**Instruction 1:** Return the stretch of the exhibition text from "Shrine Empire Gallery" through "in recent times.", copied word for word.

• • • • •

Issues of Home

 
 
 
 
 
 
 
 
 
 
 
 
 
 
 
 
 
 
 
 
 
 
 
 
 
 
 
 
 
 
 
 
 
 
 
 
 
 
 
 
 
 
 
 
 
 
 
 
 
 
 
 
 
 
 
 
 
 
 
 
 
 
 
 
 
 
 
 

Shrine Empire Gallery recently exhibited Home curated by Anupa Mehta in Travancore Art Gallery, New Delhi (Febryaury 20-26, 2009). The participating artists in this show were Mayura Subhedar, Minal Damani, Prajakta Potnis, Shantamani and Surekha. MOA reproduces Anupa Mehta and the artists’ concepts of their works.

 
 

Issues of Home/Nation/location/migration and identity have been key issues explored by Indian artists in recent times.

Home, the exhibit, however is conceived with the intention of mapping internal/intimate spaces – the abode of the private self – through the specially installed environments/artworks by Mayura Subhedar, Minal Damani, Shantamani, Surekha and Prajakta Potnis who live and work in different cities and varying milieus.
Home: a space to recede in, or to gaze out of; a place of comfort or a place of confrontation … home is the abode of reverie or the source of nightmare. This exhibition aspires to evoke emotional climates of memory and recall – a loop in which past and present blur, in keeping with changing emotional/social/political climates. Within each room, drawings, paintings, objects and photographs come together to form highly personal spaces of universal significance. 

Anupa Mehta
  
FOR INDIVIDUAL ROOMS
Load shedding and modak making is an ambitious work involving a opera singer who has sung the libretto I have written, based on newspaper articles on the load shedding phenomenon in the Bombay area. Though this work is not an opera, I have tried to use the narrative, dramatic, operatic elements in the vocal part of this piece. Apart from vocals, this work is about food - the maharastrian delicacy 'modak' plays a very significant part in this work. I consider to be my rich cultural legacy.

• • • • •

**Instruction 2:** Swap every "Polygon shape" for "Polygon outline" in the rows, covering the stretch from the first row through the line containing "75, 78, 87]". Give back only those lines, with everything else unchanged.

(Layout dataset rows)
• • • • •

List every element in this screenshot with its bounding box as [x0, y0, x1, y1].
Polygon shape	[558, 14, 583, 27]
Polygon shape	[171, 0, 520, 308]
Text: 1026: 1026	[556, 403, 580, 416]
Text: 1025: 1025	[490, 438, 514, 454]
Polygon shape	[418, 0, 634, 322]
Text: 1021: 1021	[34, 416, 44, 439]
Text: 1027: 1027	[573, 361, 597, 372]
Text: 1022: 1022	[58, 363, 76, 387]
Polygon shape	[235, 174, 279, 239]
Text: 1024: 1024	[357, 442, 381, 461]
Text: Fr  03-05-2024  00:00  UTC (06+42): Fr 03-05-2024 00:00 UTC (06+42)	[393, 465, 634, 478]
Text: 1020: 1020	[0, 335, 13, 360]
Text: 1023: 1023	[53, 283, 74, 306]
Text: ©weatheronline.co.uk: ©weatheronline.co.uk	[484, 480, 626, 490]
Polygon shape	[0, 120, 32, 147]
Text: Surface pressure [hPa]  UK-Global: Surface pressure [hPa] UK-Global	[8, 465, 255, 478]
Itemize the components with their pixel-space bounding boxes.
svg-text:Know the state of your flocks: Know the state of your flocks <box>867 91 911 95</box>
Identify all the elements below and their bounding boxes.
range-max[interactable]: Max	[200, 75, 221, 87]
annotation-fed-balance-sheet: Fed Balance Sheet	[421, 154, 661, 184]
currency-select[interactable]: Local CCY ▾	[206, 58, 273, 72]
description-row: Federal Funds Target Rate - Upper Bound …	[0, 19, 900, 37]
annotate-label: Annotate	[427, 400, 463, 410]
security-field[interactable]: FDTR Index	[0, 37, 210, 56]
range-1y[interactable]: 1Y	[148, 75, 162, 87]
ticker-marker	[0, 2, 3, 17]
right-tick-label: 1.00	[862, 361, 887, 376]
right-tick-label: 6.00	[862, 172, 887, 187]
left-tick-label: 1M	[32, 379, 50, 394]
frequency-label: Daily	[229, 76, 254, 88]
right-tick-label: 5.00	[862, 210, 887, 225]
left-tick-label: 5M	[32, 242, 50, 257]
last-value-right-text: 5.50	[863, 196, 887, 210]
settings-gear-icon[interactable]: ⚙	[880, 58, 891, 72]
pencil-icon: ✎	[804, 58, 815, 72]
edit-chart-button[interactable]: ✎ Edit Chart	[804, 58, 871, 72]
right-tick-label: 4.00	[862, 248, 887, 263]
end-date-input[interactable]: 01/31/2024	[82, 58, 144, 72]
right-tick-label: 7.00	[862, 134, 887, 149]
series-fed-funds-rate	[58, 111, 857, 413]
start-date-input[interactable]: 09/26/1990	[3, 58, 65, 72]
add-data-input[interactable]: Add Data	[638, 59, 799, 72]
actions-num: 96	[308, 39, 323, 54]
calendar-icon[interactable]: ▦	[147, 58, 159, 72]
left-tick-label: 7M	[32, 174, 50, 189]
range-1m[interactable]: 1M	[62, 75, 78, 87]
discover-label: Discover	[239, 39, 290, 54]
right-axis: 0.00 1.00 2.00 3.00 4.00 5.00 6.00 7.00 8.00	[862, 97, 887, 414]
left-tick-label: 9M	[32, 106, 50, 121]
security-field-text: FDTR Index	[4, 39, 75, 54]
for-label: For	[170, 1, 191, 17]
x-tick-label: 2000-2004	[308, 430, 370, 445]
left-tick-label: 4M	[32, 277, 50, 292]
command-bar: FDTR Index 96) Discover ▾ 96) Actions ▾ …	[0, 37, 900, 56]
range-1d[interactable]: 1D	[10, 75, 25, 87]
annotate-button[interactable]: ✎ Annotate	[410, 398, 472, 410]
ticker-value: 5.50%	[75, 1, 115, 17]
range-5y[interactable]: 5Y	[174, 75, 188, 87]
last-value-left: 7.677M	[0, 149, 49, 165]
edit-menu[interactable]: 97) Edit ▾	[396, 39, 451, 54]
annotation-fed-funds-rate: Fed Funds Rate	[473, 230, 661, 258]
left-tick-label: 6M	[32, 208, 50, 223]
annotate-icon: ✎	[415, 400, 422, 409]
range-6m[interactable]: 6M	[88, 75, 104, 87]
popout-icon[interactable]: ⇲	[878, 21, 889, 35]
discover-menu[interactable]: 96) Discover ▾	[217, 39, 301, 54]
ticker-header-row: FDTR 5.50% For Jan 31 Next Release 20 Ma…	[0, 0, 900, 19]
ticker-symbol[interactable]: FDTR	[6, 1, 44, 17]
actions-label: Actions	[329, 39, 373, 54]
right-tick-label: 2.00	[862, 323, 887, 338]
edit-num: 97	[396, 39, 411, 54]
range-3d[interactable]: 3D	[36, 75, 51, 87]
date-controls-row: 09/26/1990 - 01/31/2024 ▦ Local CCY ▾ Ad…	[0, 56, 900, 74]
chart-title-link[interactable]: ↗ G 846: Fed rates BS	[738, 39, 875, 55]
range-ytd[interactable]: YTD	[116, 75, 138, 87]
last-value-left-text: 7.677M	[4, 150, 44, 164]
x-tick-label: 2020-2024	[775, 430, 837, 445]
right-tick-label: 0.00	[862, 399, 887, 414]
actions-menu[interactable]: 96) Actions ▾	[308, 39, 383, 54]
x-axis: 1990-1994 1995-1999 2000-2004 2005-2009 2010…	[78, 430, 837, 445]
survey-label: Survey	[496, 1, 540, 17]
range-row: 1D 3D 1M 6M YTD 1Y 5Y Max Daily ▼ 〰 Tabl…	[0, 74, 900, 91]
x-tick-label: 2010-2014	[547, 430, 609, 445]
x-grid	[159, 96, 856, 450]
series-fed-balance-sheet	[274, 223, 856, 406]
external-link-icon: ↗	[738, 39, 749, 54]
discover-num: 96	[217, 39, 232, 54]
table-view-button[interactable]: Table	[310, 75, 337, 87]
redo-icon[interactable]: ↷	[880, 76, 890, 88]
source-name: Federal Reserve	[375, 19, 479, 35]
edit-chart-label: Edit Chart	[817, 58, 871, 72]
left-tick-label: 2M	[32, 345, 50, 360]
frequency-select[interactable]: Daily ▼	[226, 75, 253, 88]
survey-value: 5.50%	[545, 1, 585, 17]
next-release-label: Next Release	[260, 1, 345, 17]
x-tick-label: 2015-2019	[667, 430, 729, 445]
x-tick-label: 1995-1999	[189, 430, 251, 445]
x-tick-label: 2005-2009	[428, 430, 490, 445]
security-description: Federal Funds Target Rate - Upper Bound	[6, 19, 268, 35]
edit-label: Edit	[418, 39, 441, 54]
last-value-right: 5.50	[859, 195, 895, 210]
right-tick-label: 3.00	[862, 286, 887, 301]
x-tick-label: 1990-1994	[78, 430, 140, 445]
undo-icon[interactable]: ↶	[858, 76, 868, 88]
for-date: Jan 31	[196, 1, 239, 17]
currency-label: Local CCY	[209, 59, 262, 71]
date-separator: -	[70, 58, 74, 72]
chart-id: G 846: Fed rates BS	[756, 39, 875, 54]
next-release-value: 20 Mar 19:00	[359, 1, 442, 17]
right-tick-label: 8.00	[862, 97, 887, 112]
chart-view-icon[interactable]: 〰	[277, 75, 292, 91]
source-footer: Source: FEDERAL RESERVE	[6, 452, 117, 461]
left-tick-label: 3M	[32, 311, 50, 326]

• • • • •

**Exercise output 1:**
Shrine Empire Gallery recently exhibited Home curated by Anupa Mehta in Travancore Art Gallery, New Delhi (Febryaury 20-26, 2009). The participating artists in this show were Mayura Subhedar, Minal Damani, Prajakta Potnis, Shantamani and Surekha. MOA reproduces Anupa Mehta and the artists’ concepts of their works.

 
 

Issues of Home/Nation/location/migration and identity have been key issues explored by Indian artists in recent times.

**Exercise output 2:**
List every element in this screenshot with its bounding box as [x0, y0, x1, y1].
Polygon outline	[558, 14, 583, 27]
Polygon outline	[171, 0, 520, 308]
Text: 1026: 1026	[556, 403, 580, 416]
Text: 1025: 1025	[490, 438, 514, 454]
Polygon outline	[418, 0, 634, 322]
Text: 1021: 1021	[34, 416, 44, 439]
Text: 1027: 1027	[573, 361, 597, 372]
Text: 1022: 1022	[58, 363, 76, 387]
Polygon outline	[235, 174, 279, 239]
Text: 1024: 1024	[357, 442, 381, 461]
Text: Fr  03-05-2024  00:00  UTC (06+42): Fr 03-05-2024 00:00 UTC (06+42)	[393, 465, 634, 478]
Text: 1020: 1020	[0, 335, 13, 360]
Text: 1023: 1023	[53, 283, 74, 306]
Text: ©weatheronline.co.uk: ©weatheronline.co.uk	[484, 480, 626, 490]
Polygon outline	[0, 120, 32, 147]
Text: Surface pressure [hPa]  UK-Global: Surface pressure [hPa] UK-Global	[8, 465, 255, 478]
Itemize the components with their pixel-space bounding boxes.
svg-text:Know the state of your flocks: Know the state of your flocks <box>867 91 911 95</box>
Identify all the elements below and their bounding boxes.
range-max[interactable]: Max	[200, 75, 221, 87]
annotation-fed-balance-sheet: Fed Balance Sheet	[421, 154, 661, 184]
currency-select[interactable]: Local CCY ▾	[206, 58, 273, 72]
description-row: Federal Funds Target Rate - Upper Bound …	[0, 19, 900, 37]
annotate-label: Annotate	[427, 400, 463, 410]
security-field[interactable]: FDTR Index	[0, 37, 210, 56]
range-1y[interactable]: 1Y	[148, 75, 162, 87]
ticker-marker	[0, 2, 3, 17]
right-tick-label: 1.00	[862, 361, 887, 376]
right-tick-label: 6.00	[862, 172, 887, 187]
left-tick-label: 1M	[32, 379, 50, 394]
frequency-label: Daily	[229, 76, 254, 88]
right-tick-label: 5.00	[862, 210, 887, 225]
left-tick-label: 5M	[32, 242, 50, 257]
last-value-right-text: 5.50	[863, 196, 887, 210]
settings-gear-icon[interactable]: ⚙	[880, 58, 891, 72]
pencil-icon: ✎	[804, 58, 815, 72]
edit-chart-button[interactable]: ✎ Edit Chart	[804, 58, 871, 72]
right-tick-label: 4.00	[862, 248, 887, 263]
end-date-input[interactable]: 01/31/2024	[82, 58, 144, 72]
right-tick-label: 7.00	[862, 134, 887, 149]
series-fed-funds-rate	[58, 111, 857, 413]
start-date-input[interactable]: 09/26/1990	[3, 58, 65, 72]
add-data-input[interactable]: Add Data	[638, 59, 799, 72]
actions-num: 96	[308, 39, 323, 54]
calendar-icon[interactable]: ▦	[147, 58, 159, 72]
left-tick-label: 7M	[32, 174, 50, 189]
range-1m[interactable]: 1M	[62, 75, 78, 87]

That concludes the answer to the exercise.